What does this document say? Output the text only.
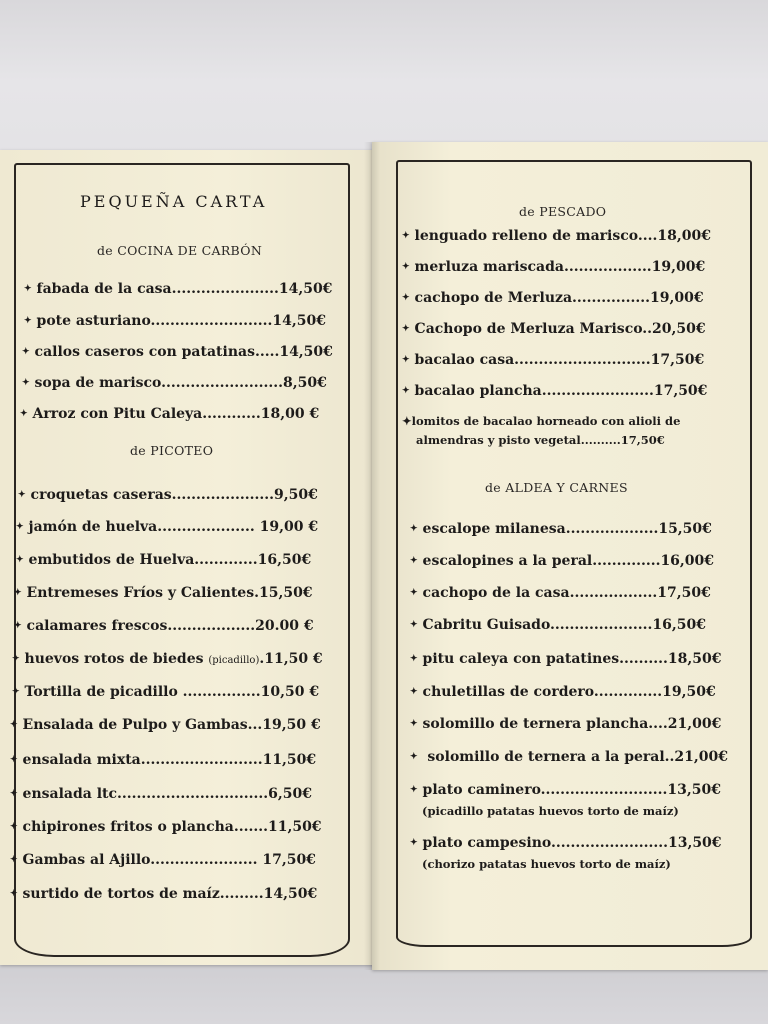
PEQUEÑA CARTA
de COCINA DE CARBÓN
✦ fabada de la casa......................14,50€
✦ pote asturiano.........................14,50€
✦ callos caseros con patatinas.....14,50€
✦ sopa de marisco.........................8,50€
✦ Arroz con Pitu Caleya............18,00 €
de PICOTEO
✦ croquetas caseras.....................9,50€
✦ jamón de huelva.................... 19,00 €
✦ embutidos de Huelva.............16,50€
✦ Entremeses Fríos y Calientes.15,50€
✦ calamares frescos..................20.00 €
✦ huevos rotos de biedes (picadillo).11,50 €
✦ Tortilla de picadillo ................10,50 €
✦ Ensalada de Pulpo y Gambas...19,50 €
✦ ensalada mixta.........................11,50€
✦ ensalada ltc...............................6,50€
✦ chipirones fritos o plancha.......11,50€
✦ Gambas al Ajillo...................... 17,50€
✦ surtido de tortos de maíz.........14,50€
de PESCADO
✦ lenguado relleno de marisco....18,00€
✦ merluza mariscada..................19,00€
✦ cachopo de Merluza................19,00€
✦ Cachopo de Merluza Marisco..20,50€
✦ bacalao casa............................17,50€
✦ bacalao plancha.......................17,50€
✦lomitos de bacalao horneado con alioli de
almendras y pisto vegetal..........17,50€
de ALDEA Y CARNES
✦ escalope milanesa...................15,50€
✦ escalopines a la peral..............16,00€
✦ cachopo de la casa..................17,50€
✦ Cabritu Guisado.....................16,50€
✦ pitu caleya con patatines..........18,50€
✦ chuletillas de cordero..............19,50€
✦ solomillo de ternera plancha....21,00€
✦ solomillo de ternera a la peral..21,00€
✦ plato caminero..........................13,50€
(picadillo patatas huevos torto de maíz)
✦ plato campesino........................13,50€
(chorizo patatas huevos torto de maíz)
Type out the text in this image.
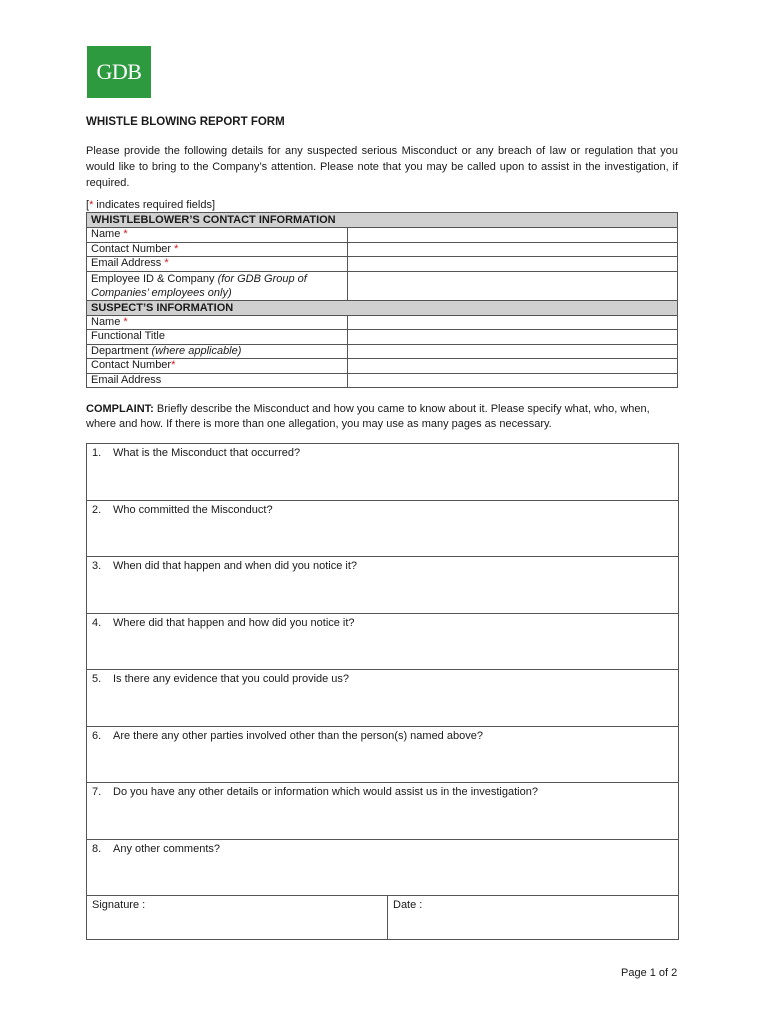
GDB
WHISTLE BLOWING REPORT FORM
Please provide the following details for any suspected serious Misconduct or any breach of law or regulation that you would like to bring to the Company’s attention. Please note that you may be called upon to assist in the investigation, if required.
[* indicates required fields]
WHISTLEBLOWER’S CONTACT INFORMATION	
Name *	
Contact Number *	
Email Address *	
Employee ID & Company (for GDB Group of Companies’ employees only)	
SUSPECT’S INFORMATION	
Name *	
Functional Title	
Department (where applicable)	
Contact Number*	
Email Address	
COMPLAINT: Briefly describe the Misconduct and how you came to know about it. Please specify what, who, when, where and how. If there is more than one allegation, you may use as many pages as necessary.
1.	What is the Misconduct that occurred?
2.	Who committed the Misconduct?
3.	When did that happen and when did you notice it?
4.	Where did that happen and how did you notice it?
5.	Is there any evidence that you could provide us?
6.	Are there any other parties involved other than the person(s) named above?
7.	Do you have any other details or information which would assist us in the investigation?
8.	Any other comments?
Signature :	Date :
Page 1 of 2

--*--

— Exercise task —
Copy all lines in the listing above where the string "patatas" appears.

— Solved problem —
(picadillo patatas huevos torto de maíz)
(chorizo patatas huevos torto de maíz)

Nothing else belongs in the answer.